» **Task details**
Transcribe the material in full. Nothing should differ except that the pictures are left out.
Begin Raw records
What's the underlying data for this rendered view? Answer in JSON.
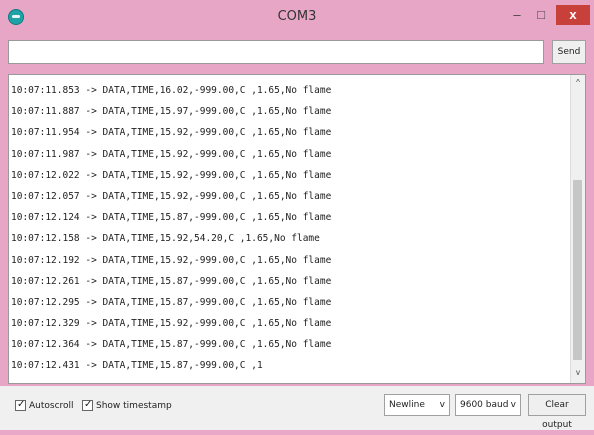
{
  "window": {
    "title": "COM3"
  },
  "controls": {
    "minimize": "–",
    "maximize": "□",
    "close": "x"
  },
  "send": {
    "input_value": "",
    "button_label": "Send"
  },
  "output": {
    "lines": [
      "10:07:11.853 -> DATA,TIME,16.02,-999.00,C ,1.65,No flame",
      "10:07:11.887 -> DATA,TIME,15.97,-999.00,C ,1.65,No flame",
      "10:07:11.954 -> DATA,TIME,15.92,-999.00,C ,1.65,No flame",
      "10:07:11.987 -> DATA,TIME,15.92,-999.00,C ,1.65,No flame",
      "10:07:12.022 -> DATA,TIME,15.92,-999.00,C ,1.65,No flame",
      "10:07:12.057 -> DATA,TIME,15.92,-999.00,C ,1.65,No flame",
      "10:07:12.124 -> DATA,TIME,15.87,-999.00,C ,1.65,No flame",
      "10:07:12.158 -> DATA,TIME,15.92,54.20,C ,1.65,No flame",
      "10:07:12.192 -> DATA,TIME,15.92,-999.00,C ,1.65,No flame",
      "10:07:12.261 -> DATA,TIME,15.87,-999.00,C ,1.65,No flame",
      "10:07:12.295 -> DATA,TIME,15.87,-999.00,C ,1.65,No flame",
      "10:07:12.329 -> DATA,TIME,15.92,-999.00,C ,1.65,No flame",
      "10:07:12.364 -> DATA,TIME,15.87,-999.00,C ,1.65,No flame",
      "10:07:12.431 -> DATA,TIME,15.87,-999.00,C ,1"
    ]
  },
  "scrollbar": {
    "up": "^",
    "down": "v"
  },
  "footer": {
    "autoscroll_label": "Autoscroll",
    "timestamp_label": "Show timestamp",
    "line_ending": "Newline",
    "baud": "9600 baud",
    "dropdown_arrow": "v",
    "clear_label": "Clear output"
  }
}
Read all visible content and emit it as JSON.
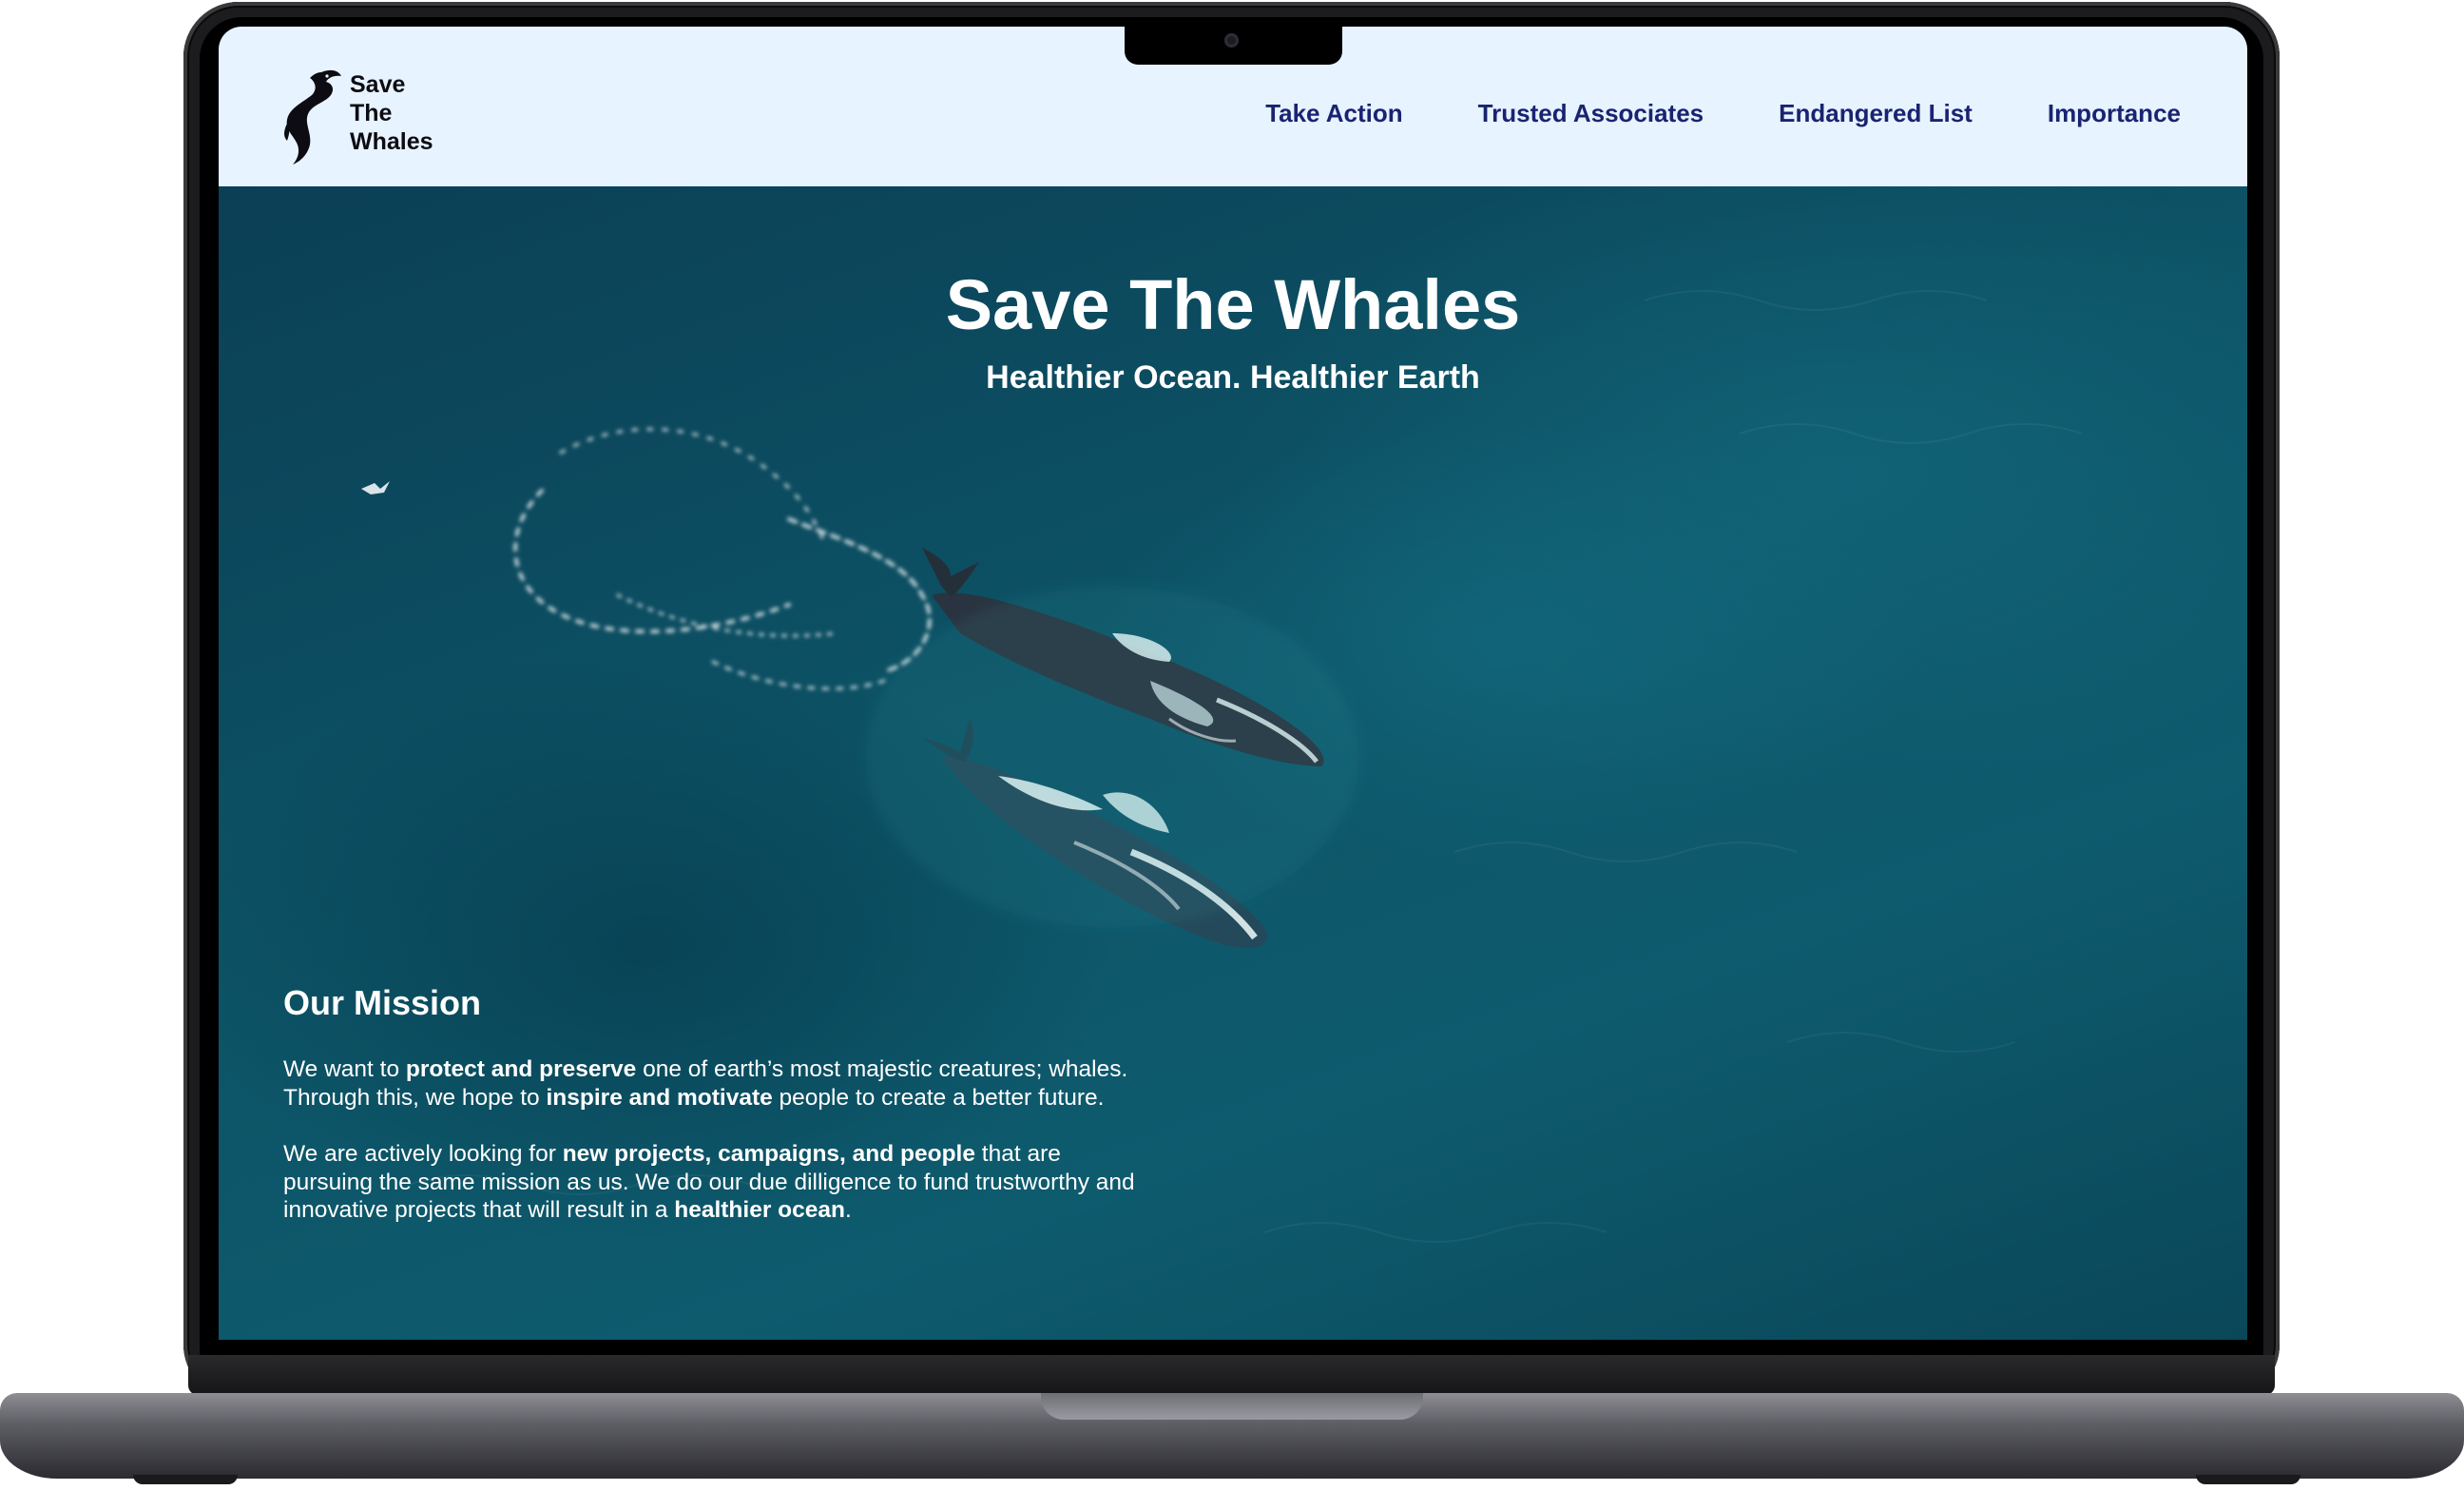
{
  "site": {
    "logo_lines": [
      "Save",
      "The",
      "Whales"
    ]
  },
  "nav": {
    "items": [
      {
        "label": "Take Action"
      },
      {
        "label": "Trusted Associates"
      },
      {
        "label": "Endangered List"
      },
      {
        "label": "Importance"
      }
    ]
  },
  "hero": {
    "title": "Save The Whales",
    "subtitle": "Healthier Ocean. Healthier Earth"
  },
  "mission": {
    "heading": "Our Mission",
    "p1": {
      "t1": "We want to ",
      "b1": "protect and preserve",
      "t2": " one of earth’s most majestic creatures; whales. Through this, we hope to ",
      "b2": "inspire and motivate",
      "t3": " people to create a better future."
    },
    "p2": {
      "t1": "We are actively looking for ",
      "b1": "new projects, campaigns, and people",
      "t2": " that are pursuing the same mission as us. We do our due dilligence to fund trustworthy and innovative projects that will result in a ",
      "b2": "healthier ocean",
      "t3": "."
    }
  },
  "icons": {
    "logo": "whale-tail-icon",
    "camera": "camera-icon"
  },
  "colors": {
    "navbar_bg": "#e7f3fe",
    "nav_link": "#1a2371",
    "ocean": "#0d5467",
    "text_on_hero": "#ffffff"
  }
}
End Raw records
» **Final result**
What's the underlying data for this rendered view? Answer in JSON.
{
  "window": {
    "title": "COM3"
  },
  "controls": {
    "minimize": "–",
    "maximize": "□",
    "close": "x"
  },
  "send": {
    "input_value": "",
    "button_label": "Send"
  },
  "output": {
    "lines": [
      "10:07:11.853 -> DATA,TIME,16.02,-999.00,C ,1.65,No flame",
      "10:07:11.887 -> DATA,TIME,15.97,-999.00,C ,1.65,No flame",
      "10:07:11.954 -> DATA,TIME,15.92,-999.00,C ,1.65,No flame",
      "10:07:11.987 -> DATA,TIME,15.92,-999.00,C ,1.65,No flame",
      "10:07:12.022 -> DATA,TIME,15.92,-999.00,C ,1.65,No flame",
      "10:07:12.057 -> DATA,TIME,15.92,-999.00,C ,1.65,No flame",
      "10:07:12.124 -> DATA,TIME,15.87,-999.00,C ,1.65,No flame",
      "10:07:12.158 -> DATA,TIME,15.92,54.20,C ,1.65,No flame",
      "10:07:12.192 -> DATA,TIME,15.92,-999.00,C ,1.65,No flame",
      "10:07:12.261 -> DATA,TIME,15.87,-999.00,C ,1.65,No flame",
      "10:07:12.295 -> DATA,TIME,15.87,-999.00,C ,1.65,No flame",
      "10:07:12.329 -> DATA,TIME,15.92,-999.00,C ,1.65,No flame",
      "10:07:12.364 -> DATA,TIME,15.87,-999.00,C ,1.65,No flame",
      "10:07:12.431 -> DATA,TIME,15.87,-999.00,C ,1"
    ]
  },
  "scrollbar": {
    "up": "^",
    "down": "v"
  },
  "footer": {
    "autoscroll_label": "Autoscroll",
    "timestamp_label": "Show timestamp",
    "line_ending": "Newline",
    "baud": "9600 baud",
    "dropdown_arrow": "v",
    "clear_label": "Clear output"
  }
}
Read all visible content and emit it as JSON.
{
  "site": {
    "logo_lines": [
      "Save",
      "The",
      "Whales"
    ]
  },
  "nav": {
    "items": [
      {
        "label": "Take Action"
      },
      {
        "label": "Trusted Associates"
      },
      {
        "label": "Endangered List"
      },
      {
        "label": "Importance"
      }
    ]
  },
  "hero": {
    "title": "Save The Whales",
    "subtitle": "Healthier Ocean. Healthier Earth"
  },
  "mission": {
    "heading": "Our Mission",
    "p1": {
      "t1": "We want to ",
      "b1": "protect and preserve",
      "t2": " one of earth’s most majestic creatures; whales. Through this, we hope to ",
      "b2": "inspire and motivate",
      "t3": " people to create a better future."
    },
    "p2": {
      "t1": "We are actively looking for ",
      "b1": "new projects, campaigns, and people",
      "t2": " that are pursuing the same mission as us. We do our due dilligence to fund trustworthy and innovative projects that will result in a ",
      "b2": "healthier ocean",
      "t3": "."
    }
  },
  "icons": {
    "logo": "whale-tail-icon",
    "camera": "camera-icon"
  },
  "colors": {
    "navbar_bg": "#e7f3fe",
    "nav_link": "#1a2371",
    "ocean": "#0d5467",
    "text_on_hero": "#ffffff"
  }
}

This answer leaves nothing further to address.